__Exercise instructions__. Below is a listing to write out in full, exactly as given, without its pictures.

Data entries
____

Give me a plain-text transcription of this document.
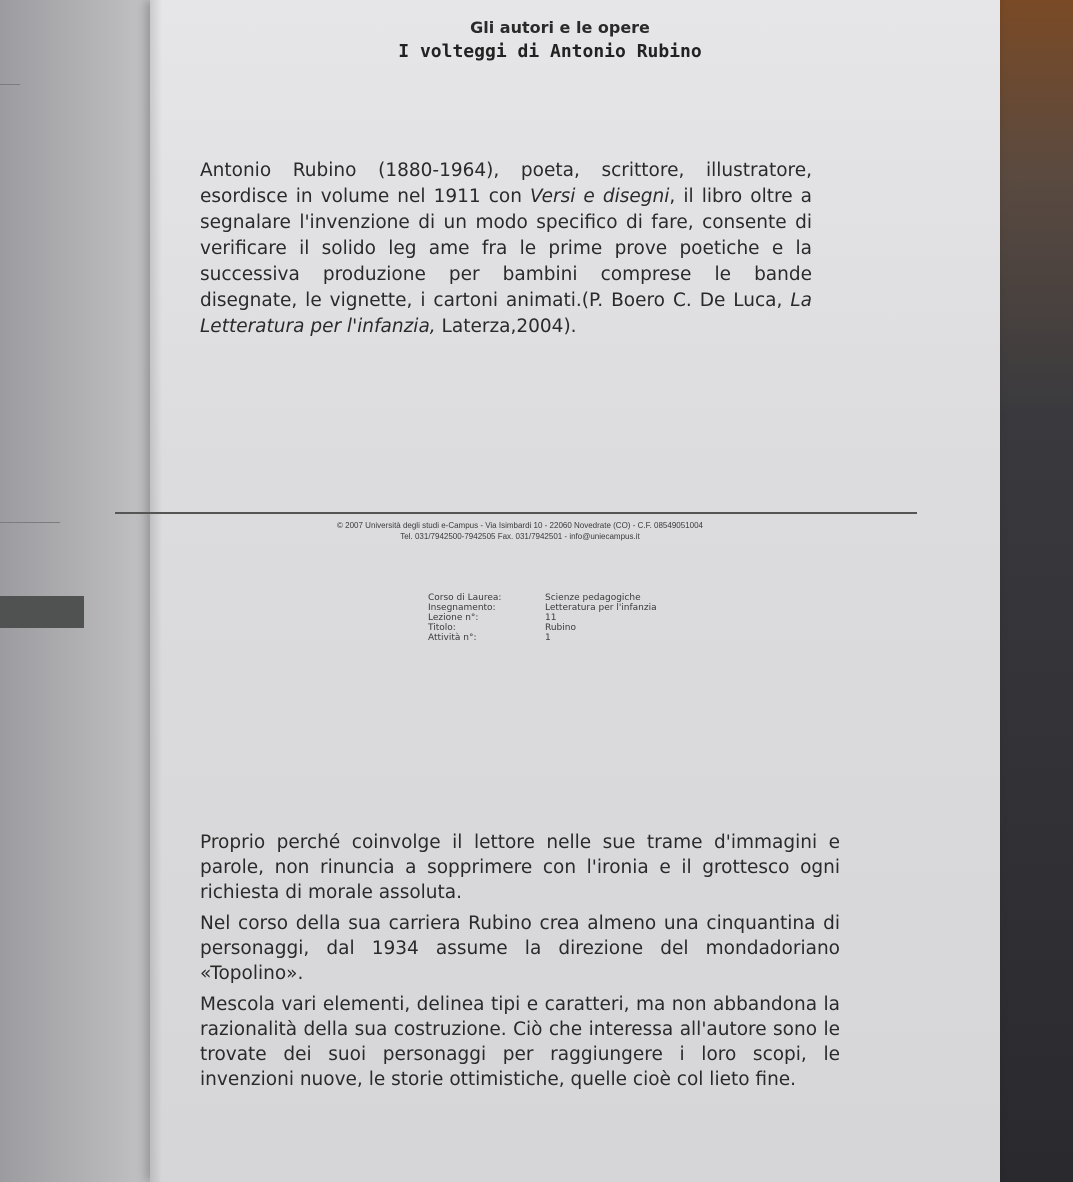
Gli autori e le opere
I volteggi di Antonio Rubino
Antonio Rubino (1880-1964), poeta, scrittore, illustratore, esordisce in volume nel 1911 con Versi e disegni, il libro oltre a segnalare l'invenzione di un modo specifico di fare, consente di verificare il solido leg ame fra le prime prove poetiche e la successiva produzione per bambini comprese le bande disegnate, le vignette, i cartoni animati.(P. Boero C. De Luca, La Letteratura per l'infanzia, Laterza,2004).
© 2007 Università degli studi e-Campus - Via Isimbardi 10 - 22060 Novedrate (CO) - C.F. 08549051004
Tel. 031/7942500-7942505 Fax. 031/7942501 - info@uniecampus.it
Corso di Laurea:	Scienze pedagogiche
Insegnamento:	Letteratura per l'infanzia
Lezione n°:	11
Titolo:	Rubino
Attività n°:	1

Proprio perché coinvolge il lettore nelle sue trame d'immagini e parole, non rinuncia a sopprimere con l'ironia e il grottesco ogni richiesta di morale assoluta.

Nel corso della sua carriera Rubino crea almeno una cinquantina di personaggi, dal 1934 assume la direzione del mondadoriano «Topolino».

Mescola vari elementi, delinea tipi e caratteri, ma non abbandona la razionalità della sua costruzione. Ciò che interessa all'autore sono le trovate dei suoi personaggi per raggiungere i loro scopi, le invenzioni nuove, le storie ottimistiche, quelle cioè col lieto fine.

____

__Reply to the exercise__.
Give me a plain-text transcription of this document.
Gli autori e le opere
I volteggi di Antonio Rubino
Antonio Rubino (1880-1964), poeta, scrittore, illustratore, esordisce in volume nel 1911 con Versi e disegni, il libro oltre a segnalare l'invenzione di un modo specifico di fare, consente di verificare il solido leg ame fra le prime prove poetiche e la successiva produzione per bambini comprese le bande disegnate, le vignette, i cartoni animati.(P. Boero C. De Luca, La Letteratura per l'infanzia, Laterza,2004).
© 2007 Università degli studi e-Campus - Via Isimbardi 10 - 22060 Novedrate (CO) - C.F. 08549051004
Tel. 031/7942500-7942505 Fax. 031/7942501 - info@uniecampus.it
Corso di Laurea:	Scienze pedagogiche
Insegnamento:	Letteratura per l'infanzia
Lezione n°:	11
Titolo:	Rubino
Attività n°:	1

Proprio perché coinvolge il lettore nelle sue trame d'immagini e parole, non rinuncia a sopprimere con l'ironia e il grottesco ogni richiesta di morale assoluta.

Nel corso della sua carriera Rubino crea almeno una cinquantina di personaggi, dal 1934 assume la direzione del mondadoriano «Topolino».

Mescola vari elementi, delinea tipi e caratteri, ma non abbandona la razionalità della sua costruzione. Ciò che interessa all'autore sono le trovate dei suoi personaggi per raggiungere i loro scopi, le invenzioni nuove, le storie ottimistiche, quelle cioè col lieto fine.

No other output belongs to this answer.